┏━━

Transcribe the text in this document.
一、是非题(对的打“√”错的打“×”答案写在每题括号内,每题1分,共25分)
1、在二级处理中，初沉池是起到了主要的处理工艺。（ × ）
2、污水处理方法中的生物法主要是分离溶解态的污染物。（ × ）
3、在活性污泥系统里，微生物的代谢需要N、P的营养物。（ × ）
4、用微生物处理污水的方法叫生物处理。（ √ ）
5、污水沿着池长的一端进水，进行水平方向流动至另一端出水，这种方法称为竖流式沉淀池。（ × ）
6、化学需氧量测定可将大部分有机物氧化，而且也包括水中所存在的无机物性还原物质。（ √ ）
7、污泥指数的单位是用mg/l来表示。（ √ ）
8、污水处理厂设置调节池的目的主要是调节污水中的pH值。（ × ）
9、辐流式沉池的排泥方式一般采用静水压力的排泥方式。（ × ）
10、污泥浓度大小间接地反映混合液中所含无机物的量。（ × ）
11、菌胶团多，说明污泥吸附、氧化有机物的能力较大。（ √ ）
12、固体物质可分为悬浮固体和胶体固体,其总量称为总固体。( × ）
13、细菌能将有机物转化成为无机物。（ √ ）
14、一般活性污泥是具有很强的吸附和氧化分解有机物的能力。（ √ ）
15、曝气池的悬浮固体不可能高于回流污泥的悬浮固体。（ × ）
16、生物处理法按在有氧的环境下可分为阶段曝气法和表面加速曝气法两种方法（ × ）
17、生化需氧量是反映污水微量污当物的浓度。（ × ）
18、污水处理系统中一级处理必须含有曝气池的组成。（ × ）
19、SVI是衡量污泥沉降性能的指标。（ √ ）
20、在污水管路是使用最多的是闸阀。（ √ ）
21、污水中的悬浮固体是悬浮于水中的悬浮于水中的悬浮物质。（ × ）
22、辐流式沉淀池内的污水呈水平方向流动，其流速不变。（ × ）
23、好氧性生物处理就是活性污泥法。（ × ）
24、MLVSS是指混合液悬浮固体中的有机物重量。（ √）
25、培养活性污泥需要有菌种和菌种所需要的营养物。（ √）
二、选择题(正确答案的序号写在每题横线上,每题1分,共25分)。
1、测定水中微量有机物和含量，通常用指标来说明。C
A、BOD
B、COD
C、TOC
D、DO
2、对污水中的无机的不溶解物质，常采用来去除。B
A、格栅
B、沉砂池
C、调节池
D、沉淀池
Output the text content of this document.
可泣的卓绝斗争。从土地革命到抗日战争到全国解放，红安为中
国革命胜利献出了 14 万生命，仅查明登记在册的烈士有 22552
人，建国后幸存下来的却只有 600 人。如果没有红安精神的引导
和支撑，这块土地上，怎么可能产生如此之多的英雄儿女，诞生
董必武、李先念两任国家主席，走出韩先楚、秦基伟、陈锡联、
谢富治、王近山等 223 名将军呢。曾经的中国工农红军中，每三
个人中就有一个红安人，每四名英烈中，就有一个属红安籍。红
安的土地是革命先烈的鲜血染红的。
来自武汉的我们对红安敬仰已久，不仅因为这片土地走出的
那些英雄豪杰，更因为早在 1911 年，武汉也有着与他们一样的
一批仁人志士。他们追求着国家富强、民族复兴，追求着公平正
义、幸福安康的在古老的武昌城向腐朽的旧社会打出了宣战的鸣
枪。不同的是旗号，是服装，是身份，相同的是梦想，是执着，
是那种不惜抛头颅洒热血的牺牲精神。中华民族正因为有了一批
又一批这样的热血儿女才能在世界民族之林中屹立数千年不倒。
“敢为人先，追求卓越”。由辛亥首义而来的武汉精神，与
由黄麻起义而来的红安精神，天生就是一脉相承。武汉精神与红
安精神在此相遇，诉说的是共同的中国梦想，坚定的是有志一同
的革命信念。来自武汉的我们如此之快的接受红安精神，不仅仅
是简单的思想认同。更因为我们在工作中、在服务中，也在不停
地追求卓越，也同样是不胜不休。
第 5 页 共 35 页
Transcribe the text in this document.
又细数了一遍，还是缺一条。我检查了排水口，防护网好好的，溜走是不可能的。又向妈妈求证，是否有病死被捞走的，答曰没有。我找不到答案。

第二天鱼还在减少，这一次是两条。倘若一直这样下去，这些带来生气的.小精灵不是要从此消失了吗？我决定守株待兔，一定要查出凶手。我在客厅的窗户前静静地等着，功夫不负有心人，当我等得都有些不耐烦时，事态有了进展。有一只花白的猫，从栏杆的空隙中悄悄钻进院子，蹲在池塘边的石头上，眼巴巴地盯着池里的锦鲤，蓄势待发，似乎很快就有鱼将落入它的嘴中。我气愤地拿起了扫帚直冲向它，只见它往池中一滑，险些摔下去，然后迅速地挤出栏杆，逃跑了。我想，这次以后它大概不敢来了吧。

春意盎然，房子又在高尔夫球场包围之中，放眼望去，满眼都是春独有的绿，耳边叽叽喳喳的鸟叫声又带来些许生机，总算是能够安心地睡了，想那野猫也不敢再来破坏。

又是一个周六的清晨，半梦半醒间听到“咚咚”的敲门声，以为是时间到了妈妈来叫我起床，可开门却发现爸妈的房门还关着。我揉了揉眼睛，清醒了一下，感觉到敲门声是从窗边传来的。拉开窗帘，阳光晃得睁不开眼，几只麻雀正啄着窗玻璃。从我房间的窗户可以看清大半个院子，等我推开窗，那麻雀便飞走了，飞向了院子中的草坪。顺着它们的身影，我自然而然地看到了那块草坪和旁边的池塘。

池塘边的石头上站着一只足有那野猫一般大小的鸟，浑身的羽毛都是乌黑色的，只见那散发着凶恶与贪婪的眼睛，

┗━━

TASK
Write out the whole listing exactly.

EXERCISE RESPONSE
Transcribe the text in this document.
一、是非题(对的打“√”错的打“×”答案写在每题括号内,每题1分,共25分)
1、在二级处理中，初沉池是起到了主要的处理工艺。（ × ）
2、污水处理方法中的生物法主要是分离溶解态的污染物。（ × ）
3、在活性污泥系统里，微生物的代谢需要N、P的营养物。（ × ）
4、用微生物处理污水的方法叫生物处理。（ √ ）
5、污水沿着池长的一端进水，进行水平方向流动至另一端出水，这种方法称为竖流式沉淀池。（ × ）
6、化学需氧量测定可将大部分有机物氧化，而且也包括水中所存在的无机物性还原物质。（ √ ）
7、污泥指数的单位是用mg/l来表示。（ √ ）
8、污水处理厂设置调节池的目的主要是调节污水中的pH值。（ × ）
9、辐流式沉池的排泥方式一般采用静水压力的排泥方式。（ × ）
10、污泥浓度大小间接地反映混合液中所含无机物的量。（ × ）
11、菌胶团多，说明污泥吸附、氧化有机物的能力较大。（ √ ）
12、固体物质可分为悬浮固体和胶体固体,其总量称为总固体。( × ）
13、细菌能将有机物转化成为无机物。（ √ ）
14、一般活性污泥是具有很强的吸附和氧化分解有机物的能力。（ √ ）
15、曝气池的悬浮固体不可能高于回流污泥的悬浮固体。（ × ）
16、生物处理法按在有氧的环境下可分为阶段曝气法和表面加速曝气法两种方法（ × ）
17、生化需氧量是反映污水微量污当物的浓度。（ × ）
18、污水处理系统中一级处理必须含有曝气池的组成。（ × ）
19、SVI是衡量污泥沉降性能的指标。（ √ ）
20、在污水管路是使用最多的是闸阀。（ √ ）
21、污水中的悬浮固体是悬浮于水中的悬浮于水中的悬浮物质。（ × ）
22、辐流式沉淀池内的污水呈水平方向流动，其流速不变。（ × ）
23、好氧性生物处理就是活性污泥法。（ × ）
24、MLVSS是指混合液悬浮固体中的有机物重量。（ √）
25、培养活性污泥需要有菌种和菌种所需要的营养物。（ √）
二、选择题(正确答案的序号写在每题横线上,每题1分,共25分)。
1、测定水中微量有机物和含量，通常用指标来说明。C
A、BOD
B、COD
C、TOC
D、DO
2、对污水中的无机的不溶解物质，常采用来去除。B
A、格栅
B、沉砂池
C、调节池
D、沉淀池
Output the text content of this document.
可泣的卓绝斗争。从土地革命到抗日战争到全国解放，红安为中
国革命胜利献出了 14 万生命，仅查明登记在册的烈士有 22552
人，建国后幸存下来的却只有 600 人。如果没有红安精神的引导
和支撑，这块土地上，怎么可能产生如此之多的英雄儿女，诞生
董必武、李先念两任国家主席，走出韩先楚、秦基伟、陈锡联、
谢富治、王近山等 223 名将军呢。曾经的中国工农红军中，每三
个人中就有一个红安人，每四名英烈中，就有一个属红安籍。红
安的土地是革命先烈的鲜血染红的。
来自武汉的我们对红安敬仰已久，不仅因为这片土地走出的
那些英雄豪杰，更因为早在 1911 年，武汉也有着与他们一样的
一批仁人志士。他们追求着国家富强、民族复兴，追求着公平正
义、幸福安康的在古老的武昌城向腐朽的旧社会打出了宣战的鸣
枪。不同的是旗号，是服装，是身份，相同的是梦想，是执着，
是那种不惜抛头颅洒热血的牺牲精神。中华民族正因为有了一批
又一批这样的热血儿女才能在世界民族之林中屹立数千年不倒。
“敢为人先，追求卓越”。由辛亥首义而来的武汉精神，与
由黄麻起义而来的红安精神，天生就是一脉相承。武汉精神与红
安精神在此相遇，诉说的是共同的中国梦想，坚定的是有志一同
的革命信念。来自武汉的我们如此之快的接受红安精神，不仅仅
是简单的思想认同。更因为我们在工作中、在服务中，也在不停
地追求卓越，也同样是不胜不休。
第 5 页 共 35 页
Transcribe the text in this document.
又细数了一遍，还是缺一条。我检查了排水口，防护网好好的，溜走是不可能的。又向妈妈求证，是否有病死被捞走的，答曰没有。我找不到答案。

第二天鱼还在减少，这一次是两条。倘若一直这样下去，这些带来生气的.小精灵不是要从此消失了吗？我决定守株待兔，一定要查出凶手。我在客厅的窗户前静静地等着，功夫不负有心人，当我等得都有些不耐烦时，事态有了进展。有一只花白的猫，从栏杆的空隙中悄悄钻进院子，蹲在池塘边的石头上，眼巴巴地盯着池里的锦鲤，蓄势待发，似乎很快就有鱼将落入它的嘴中。我气愤地拿起了扫帚直冲向它，只见它往池中一滑，险些摔下去，然后迅速地挤出栏杆，逃跑了。我想，这次以后它大概不敢来了吧。

春意盎然，房子又在高尔夫球场包围之中，放眼望去，满眼都是春独有的绿，耳边叽叽喳喳的鸟叫声又带来些许生机，总算是能够安心地睡了，想那野猫也不敢再来破坏。

又是一个周六的清晨，半梦半醒间听到“咚咚”的敲门声，以为是时间到了妈妈来叫我起床，可开门却发现爸妈的房门还关着。我揉了揉眼睛，清醒了一下，感觉到敲门声是从窗边传来的。拉开窗帘，阳光晃得睁不开眼，几只麻雀正啄着窗玻璃。从我房间的窗户可以看清大半个院子，等我推开窗，那麻雀便飞走了，飞向了院子中的草坪。顺着它们的身影，我自然而然地看到了那块草坪和旁边的池塘。

池塘边的石头上站着一只足有那野猫一般大小的鸟，浑身的羽毛都是乌黑色的，只见那散发着凶恶与贪婪的眼睛，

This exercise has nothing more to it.